MATERIAL PROVIDED:
⟨

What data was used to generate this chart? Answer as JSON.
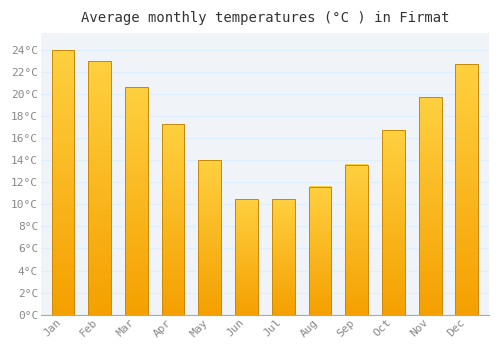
{
  "title": "Average monthly temperatures (°C ) in Firmat",
  "months": [
    "Jan",
    "Feb",
    "Mar",
    "Apr",
    "May",
    "Jun",
    "Jul",
    "Aug",
    "Sep",
    "Oct",
    "Nov",
    "Dec"
  ],
  "values": [
    24.0,
    23.0,
    20.6,
    17.3,
    14.0,
    10.5,
    10.5,
    11.6,
    13.6,
    16.7,
    19.7,
    22.7
  ],
  "bar_color_top": "#FFCC44",
  "bar_color_bottom": "#F5A800",
  "bar_edge_color": "#C8880A",
  "background_color": "#FFFFFF",
  "plot_bg_color": "#F0F4F8",
  "grid_color": "#DDEEFF",
  "ytick_labels": [
    "0°C",
    "2°C",
    "4°C",
    "6°C",
    "8°C",
    "10°C",
    "12°C",
    "14°C",
    "16°C",
    "18°C",
    "20°C",
    "22°C",
    "24°C"
  ],
  "ytick_values": [
    0,
    2,
    4,
    6,
    8,
    10,
    12,
    14,
    16,
    18,
    20,
    22,
    24
  ],
  "ylim": [
    0,
    25.5
  ],
  "title_fontsize": 10,
  "tick_fontsize": 8,
  "tick_color": "#888888",
  "font_family": "monospace"
}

⟩

WRITTEN REQUEST:
Transcribe every record above exactly as written, leaving out any pictures.

SOLUTION TO THE EXERCISE:
What data was used to generate this chart? Answer as JSON.
{
  "title": "Average monthly temperatures (°C ) in Firmat",
  "months": [
    "Jan",
    "Feb",
    "Mar",
    "Apr",
    "May",
    "Jun",
    "Jul",
    "Aug",
    "Sep",
    "Oct",
    "Nov",
    "Dec"
  ],
  "values": [
    24.0,
    23.0,
    20.6,
    17.3,
    14.0,
    10.5,
    10.5,
    11.6,
    13.6,
    16.7,
    19.7,
    22.7
  ],
  "bar_color_top": "#FFCC44",
  "bar_color_bottom": "#F5A800",
  "bar_edge_color": "#C8880A",
  "background_color": "#FFFFFF",
  "plot_bg_color": "#F0F4F8",
  "grid_color": "#DDEEFF",
  "ytick_labels": [
    "0°C",
    "2°C",
    "4°C",
    "6°C",
    "8°C",
    "10°C",
    "12°C",
    "14°C",
    "16°C",
    "18°C",
    "20°C",
    "22°C",
    "24°C"
  ],
  "ytick_values": [
    0,
    2,
    4,
    6,
    8,
    10,
    12,
    14,
    16,
    18,
    20,
    22,
    24
  ],
  "ylim": [
    0,
    25.5
  ],
  "title_fontsize": 10,
  "tick_fontsize": 8,
  "tick_color": "#888888",
  "font_family": "monospace"
}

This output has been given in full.